-- begin Given entries --
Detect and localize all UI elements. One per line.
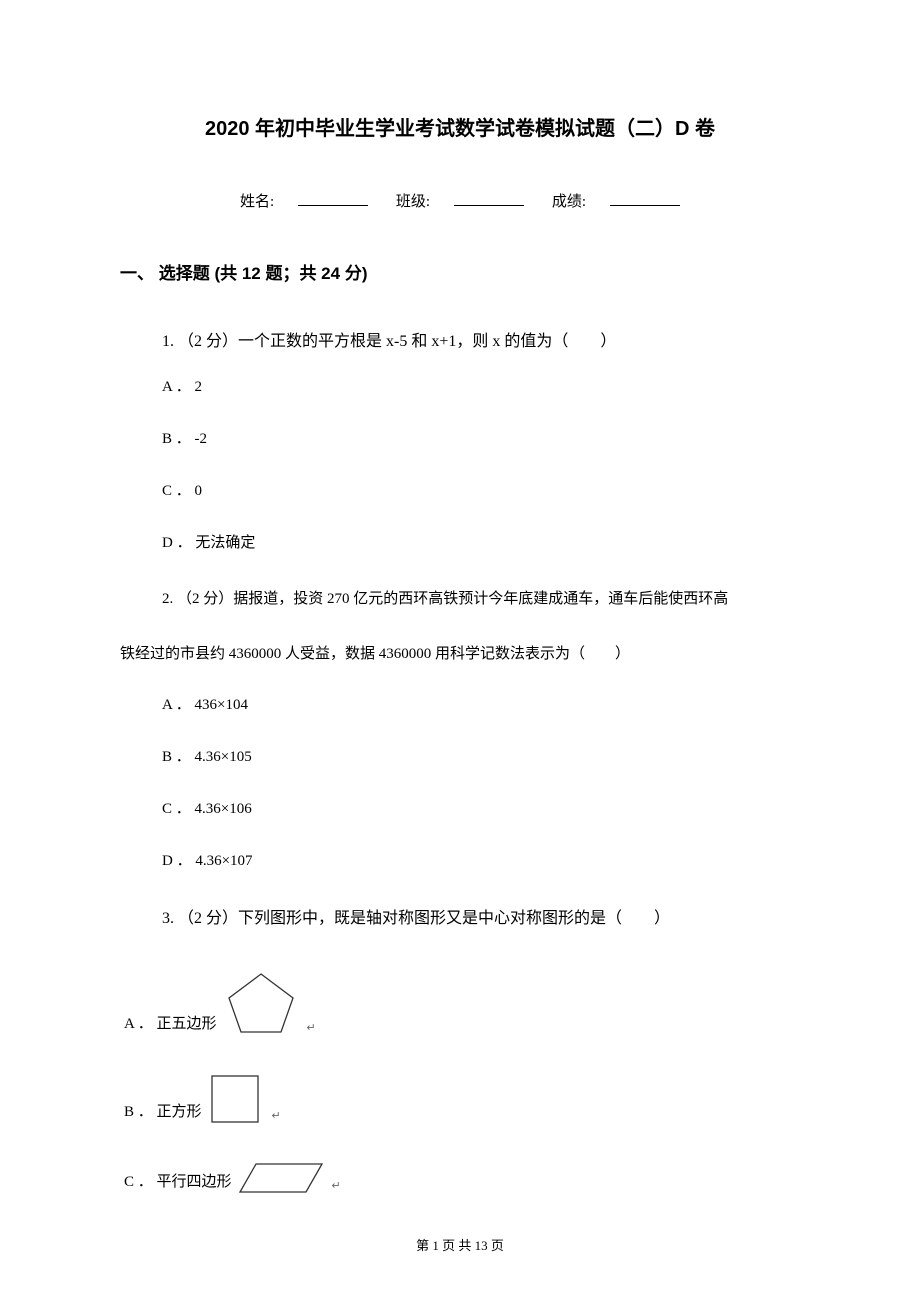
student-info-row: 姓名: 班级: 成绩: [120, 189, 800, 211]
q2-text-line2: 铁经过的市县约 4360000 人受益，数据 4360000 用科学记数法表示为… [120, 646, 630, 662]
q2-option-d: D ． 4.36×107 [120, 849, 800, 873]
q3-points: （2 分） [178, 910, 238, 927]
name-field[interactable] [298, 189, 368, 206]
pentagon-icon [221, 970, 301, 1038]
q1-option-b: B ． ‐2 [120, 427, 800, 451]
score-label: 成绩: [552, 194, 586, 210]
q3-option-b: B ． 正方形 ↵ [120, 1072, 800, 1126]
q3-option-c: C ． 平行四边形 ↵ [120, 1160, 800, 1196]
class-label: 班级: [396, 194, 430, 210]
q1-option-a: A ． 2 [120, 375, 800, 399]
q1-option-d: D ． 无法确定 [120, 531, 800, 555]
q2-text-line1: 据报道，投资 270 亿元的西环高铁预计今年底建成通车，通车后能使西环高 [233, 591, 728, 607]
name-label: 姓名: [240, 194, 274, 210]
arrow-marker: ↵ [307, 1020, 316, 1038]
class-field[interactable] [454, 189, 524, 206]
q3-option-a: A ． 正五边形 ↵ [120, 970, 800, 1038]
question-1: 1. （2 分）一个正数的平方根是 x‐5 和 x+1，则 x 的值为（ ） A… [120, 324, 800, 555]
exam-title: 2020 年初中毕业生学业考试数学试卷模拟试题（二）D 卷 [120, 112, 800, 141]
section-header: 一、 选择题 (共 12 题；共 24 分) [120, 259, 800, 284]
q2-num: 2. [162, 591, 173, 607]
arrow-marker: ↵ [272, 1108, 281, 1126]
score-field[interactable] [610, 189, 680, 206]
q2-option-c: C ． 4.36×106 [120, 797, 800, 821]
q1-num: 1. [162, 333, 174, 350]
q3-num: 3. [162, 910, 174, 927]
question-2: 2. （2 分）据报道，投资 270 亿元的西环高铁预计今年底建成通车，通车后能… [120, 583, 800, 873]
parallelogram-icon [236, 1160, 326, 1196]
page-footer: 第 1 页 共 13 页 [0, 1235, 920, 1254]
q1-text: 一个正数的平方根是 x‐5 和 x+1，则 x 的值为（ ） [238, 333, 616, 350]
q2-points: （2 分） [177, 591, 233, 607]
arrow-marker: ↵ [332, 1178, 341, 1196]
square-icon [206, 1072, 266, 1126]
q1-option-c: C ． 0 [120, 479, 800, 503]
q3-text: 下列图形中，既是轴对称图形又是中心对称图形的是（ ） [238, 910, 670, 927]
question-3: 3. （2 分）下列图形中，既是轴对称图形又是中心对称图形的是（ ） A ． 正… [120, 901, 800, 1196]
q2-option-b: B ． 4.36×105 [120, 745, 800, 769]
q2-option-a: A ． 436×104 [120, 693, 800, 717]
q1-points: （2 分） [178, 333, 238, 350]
-- end Given entries --
What is being asked: Copy the records verbatim, starting at the line containing "student-info-row: 姓名: 班级: 成绩: [120, 189, 800, 211]" and continuing through the last line of the records, both ends included.

Complete response:
student-info-row: 姓名: 班级: 成绩: [120, 189, 800, 211]
q2-text-line2: 铁经过的市县约 4360000 人受益，数据 4360000 用科学记数法表示为… [120, 646, 630, 662]
q2-option-d: D ． 4.36×107 [120, 849, 800, 873]
q3-points: （2 分） [178, 910, 238, 927]
name-field[interactable] [298, 189, 368, 206]
pentagon-icon [221, 970, 301, 1038]
q1-option-b: B ． ‐2 [120, 427, 800, 451]
score-label: 成绩: [552, 194, 586, 210]
q3-option-b: B ． 正方形 ↵ [120, 1072, 800, 1126]
q3-option-c: C ． 平行四边形 ↵ [120, 1160, 800, 1196]
class-label: 班级: [396, 194, 430, 210]
q1-option-a: A ． 2 [120, 375, 800, 399]
q1-option-d: D ． 无法确定 [120, 531, 800, 555]
q2-text-line1: 据报道，投资 270 亿元的西环高铁预计今年底建成通车，通车后能使西环高 [233, 591, 728, 607]
name-label: 姓名: [240, 194, 274, 210]
arrow-marker: ↵ [307, 1020, 316, 1038]
class-field[interactable] [454, 189, 524, 206]
q3-option-a: A ． 正五边形 ↵ [120, 970, 800, 1038]
question-1: 1. （2 分）一个正数的平方根是 x‐5 和 x+1，则 x 的值为（ ） A… [120, 324, 800, 555]
exam-title: 2020 年初中毕业生学业考试数学试卷模拟试题（二）D 卷 [120, 112, 800, 141]
section-header: 一、 选择题 (共 12 题；共 24 分) [120, 259, 800, 284]
q2-num: 2. [162, 591, 173, 607]
arrow-marker: ↵ [272, 1108, 281, 1126]
score-field[interactable] [610, 189, 680, 206]
q2-option-c: C ． 4.36×106 [120, 797, 800, 821]
q1-num: 1. [162, 333, 174, 350]
q3-num: 3. [162, 910, 174, 927]
question-2: 2. （2 分）据报道，投资 270 亿元的西环高铁预计今年底建成通车，通车后能… [120, 583, 800, 873]
parallelogram-icon [236, 1160, 326, 1196]
page-footer: 第 1 页 共 13 页 [0, 1235, 920, 1254]
q1-text: 一个正数的平方根是 x‐5 和 x+1，则 x 的值为（ ） [238, 333, 616, 350]
q2-points: （2 分） [177, 591, 233, 607]
arrow-marker: ↵ [332, 1178, 341, 1196]
square-icon [206, 1072, 266, 1126]
q1-option-c: C ． 0 [120, 479, 800, 503]
q3-text: 下列图形中，既是轴对称图形又是中心对称图形的是（ ） [238, 910, 670, 927]
question-3: 3. （2 分）下列图形中，既是轴对称图形又是中心对称图形的是（ ） A ． 正… [120, 901, 800, 1196]
q2-option-b: B ． 4.36×105 [120, 745, 800, 769]
q2-option-a: A ． 436×104 [120, 693, 800, 717]
q1-points: （2 分） [178, 333, 238, 350]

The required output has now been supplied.